» JOB
Copy the listing below line for line, with no changes.

● ● ●

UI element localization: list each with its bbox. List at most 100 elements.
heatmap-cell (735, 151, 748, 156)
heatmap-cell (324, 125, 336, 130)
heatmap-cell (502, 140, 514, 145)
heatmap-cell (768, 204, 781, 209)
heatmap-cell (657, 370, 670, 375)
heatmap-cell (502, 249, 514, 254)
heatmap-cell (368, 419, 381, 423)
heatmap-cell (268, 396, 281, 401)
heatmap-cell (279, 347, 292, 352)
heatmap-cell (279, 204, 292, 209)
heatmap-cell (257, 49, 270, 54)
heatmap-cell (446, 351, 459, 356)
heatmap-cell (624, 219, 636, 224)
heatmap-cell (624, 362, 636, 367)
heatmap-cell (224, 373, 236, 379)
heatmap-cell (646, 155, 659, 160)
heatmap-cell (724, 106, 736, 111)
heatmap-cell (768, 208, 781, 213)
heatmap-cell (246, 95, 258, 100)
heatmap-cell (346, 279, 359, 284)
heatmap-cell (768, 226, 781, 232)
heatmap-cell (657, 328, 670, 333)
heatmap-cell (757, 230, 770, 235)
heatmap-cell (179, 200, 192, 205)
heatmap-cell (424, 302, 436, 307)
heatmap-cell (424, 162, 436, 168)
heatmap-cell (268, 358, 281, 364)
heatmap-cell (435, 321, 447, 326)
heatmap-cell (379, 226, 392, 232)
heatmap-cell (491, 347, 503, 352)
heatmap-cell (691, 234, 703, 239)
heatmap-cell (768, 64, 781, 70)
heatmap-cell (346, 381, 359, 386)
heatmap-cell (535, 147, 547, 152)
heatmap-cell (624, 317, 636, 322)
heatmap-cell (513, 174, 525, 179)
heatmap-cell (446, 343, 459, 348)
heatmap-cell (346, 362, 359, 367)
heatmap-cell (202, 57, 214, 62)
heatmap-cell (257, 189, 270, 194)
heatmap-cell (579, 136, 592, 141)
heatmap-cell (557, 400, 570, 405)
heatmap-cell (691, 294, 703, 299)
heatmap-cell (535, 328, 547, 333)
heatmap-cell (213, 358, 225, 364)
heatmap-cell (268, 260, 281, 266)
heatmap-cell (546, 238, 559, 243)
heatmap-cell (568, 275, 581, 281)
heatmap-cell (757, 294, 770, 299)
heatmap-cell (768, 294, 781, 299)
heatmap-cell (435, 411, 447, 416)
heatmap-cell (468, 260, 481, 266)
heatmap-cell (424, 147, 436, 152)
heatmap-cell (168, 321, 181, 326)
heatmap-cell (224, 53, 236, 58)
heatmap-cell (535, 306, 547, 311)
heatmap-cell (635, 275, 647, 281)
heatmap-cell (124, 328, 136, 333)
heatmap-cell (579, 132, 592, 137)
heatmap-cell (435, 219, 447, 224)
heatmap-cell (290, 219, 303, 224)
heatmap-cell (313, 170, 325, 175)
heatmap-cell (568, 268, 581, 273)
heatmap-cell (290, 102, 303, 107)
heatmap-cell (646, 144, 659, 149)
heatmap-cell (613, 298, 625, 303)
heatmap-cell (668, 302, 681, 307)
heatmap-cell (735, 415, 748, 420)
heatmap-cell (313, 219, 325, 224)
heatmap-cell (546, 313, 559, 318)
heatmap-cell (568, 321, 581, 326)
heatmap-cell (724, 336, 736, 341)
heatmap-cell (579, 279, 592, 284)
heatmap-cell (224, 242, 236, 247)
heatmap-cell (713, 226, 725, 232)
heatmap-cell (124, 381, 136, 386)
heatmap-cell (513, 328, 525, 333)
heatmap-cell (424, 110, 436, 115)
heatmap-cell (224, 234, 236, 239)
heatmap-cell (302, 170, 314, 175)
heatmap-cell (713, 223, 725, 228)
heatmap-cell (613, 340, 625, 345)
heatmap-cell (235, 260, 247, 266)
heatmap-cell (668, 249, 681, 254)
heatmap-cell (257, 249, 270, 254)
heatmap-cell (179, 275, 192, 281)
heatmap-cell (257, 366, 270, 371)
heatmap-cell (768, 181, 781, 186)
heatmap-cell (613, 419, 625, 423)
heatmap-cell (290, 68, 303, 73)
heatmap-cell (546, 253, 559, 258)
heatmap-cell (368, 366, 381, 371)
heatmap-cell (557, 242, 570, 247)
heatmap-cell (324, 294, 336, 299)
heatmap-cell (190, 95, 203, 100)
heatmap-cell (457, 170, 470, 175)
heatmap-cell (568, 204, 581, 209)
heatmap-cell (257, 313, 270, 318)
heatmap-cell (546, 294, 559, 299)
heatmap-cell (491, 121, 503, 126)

● ● ●

» RESULT FOR THIS EXERCISE
UI element localization: list each with its bbox. List at most 100 elements.
heatmap-cell (735, 151, 748, 156)
heatmap-cell (324, 125, 336, 130)
heatmap-cell (502, 140, 514, 145)
heatmap-cell (768, 204, 781, 209)
heatmap-cell (657, 370, 670, 375)
heatmap-cell (502, 249, 514, 254)
heatmap-cell (368, 419, 381, 423)
heatmap-cell (268, 396, 281, 401)
heatmap-cell (279, 347, 292, 352)
heatmap-cell (279, 204, 292, 209)
heatmap-cell (257, 49, 270, 54)
heatmap-cell (446, 351, 459, 356)
heatmap-cell (624, 219, 636, 224)
heatmap-cell (624, 362, 636, 367)
heatmap-cell (224, 373, 236, 379)
heatmap-cell (646, 155, 659, 160)
heatmap-cell (724, 106, 736, 111)
heatmap-cell (768, 208, 781, 213)
heatmap-cell (246, 95, 258, 100)
heatmap-cell (346, 279, 359, 284)
heatmap-cell (768, 226, 781, 232)
heatmap-cell (657, 328, 670, 333)
heatmap-cell (757, 230, 770, 235)
heatmap-cell (179, 200, 192, 205)
heatmap-cell (424, 302, 436, 307)
heatmap-cell (424, 162, 436, 168)
heatmap-cell (268, 358, 281, 364)
heatmap-cell (435, 321, 447, 326)
heatmap-cell (379, 226, 392, 232)
heatmap-cell (491, 347, 503, 352)
heatmap-cell (691, 234, 703, 239)
heatmap-cell (768, 64, 781, 70)
heatmap-cell (346, 381, 359, 386)
heatmap-cell (535, 147, 547, 152)
heatmap-cell (624, 317, 636, 322)
heatmap-cell (513, 174, 525, 179)
heatmap-cell (446, 343, 459, 348)
heatmap-cell (346, 362, 359, 367)
heatmap-cell (202, 57, 214, 62)
heatmap-cell (257, 189, 270, 194)
heatmap-cell (579, 136, 592, 141)
heatmap-cell (557, 400, 570, 405)
heatmap-cell (691, 294, 703, 299)
heatmap-cell (535, 328, 547, 333)
heatmap-cell (213, 358, 225, 364)
heatmap-cell (268, 260, 281, 266)
heatmap-cell (546, 238, 559, 243)
heatmap-cell (568, 275, 581, 281)
heatmap-cell (757, 294, 770, 299)
heatmap-cell (768, 294, 781, 299)
heatmap-cell (435, 411, 447, 416)
heatmap-cell (468, 260, 481, 266)
heatmap-cell (424, 147, 436, 152)
heatmap-cell (168, 321, 181, 326)
heatmap-cell (224, 53, 236, 58)
heatmap-cell (535, 306, 547, 311)
heatmap-cell (635, 275, 647, 281)
heatmap-cell (124, 328, 136, 333)
heatmap-cell (579, 132, 592, 137)
heatmap-cell (435, 219, 447, 224)
heatmap-cell (290, 219, 303, 224)
heatmap-cell (313, 170, 325, 175)
heatmap-cell (568, 268, 581, 273)
heatmap-cell (290, 102, 303, 107)
heatmap-cell (646, 144, 659, 149)
heatmap-cell (613, 298, 625, 303)
heatmap-cell (668, 302, 681, 307)
heatmap-cell (735, 415, 748, 420)
heatmap-cell (313, 219, 325, 224)
heatmap-cell (546, 313, 559, 318)
heatmap-cell (568, 321, 581, 326)
heatmap-cell (724, 336, 736, 341)
heatmap-cell (579, 279, 592, 284)
heatmap-cell (224, 242, 236, 247)
heatmap-cell (713, 226, 725, 232)
heatmap-cell (124, 381, 136, 386)
heatmap-cell (513, 328, 525, 333)
heatmap-cell (424, 110, 436, 115)
heatmap-cell (224, 234, 236, 239)
heatmap-cell (302, 170, 314, 175)
heatmap-cell (713, 223, 725, 228)
heatmap-cell (613, 340, 625, 345)
heatmap-cell (235, 260, 247, 266)
heatmap-cell (668, 249, 681, 254)
heatmap-cell (257, 249, 270, 254)
heatmap-cell (179, 275, 192, 281)
heatmap-cell (257, 366, 270, 371)
heatmap-cell (768, 181, 781, 186)
heatmap-cell (613, 419, 625, 423)
heatmap-cell (290, 68, 303, 73)
heatmap-cell (546, 253, 559, 258)
heatmap-cell (368, 366, 381, 371)
heatmap-cell (557, 242, 570, 247)
heatmap-cell (324, 294, 336, 299)
heatmap-cell (190, 95, 203, 100)
heatmap-cell (457, 170, 470, 175)
heatmap-cell (568, 204, 581, 209)
heatmap-cell (257, 313, 270, 318)
heatmap-cell (546, 294, 559, 299)
heatmap-cell (491, 121, 503, 126)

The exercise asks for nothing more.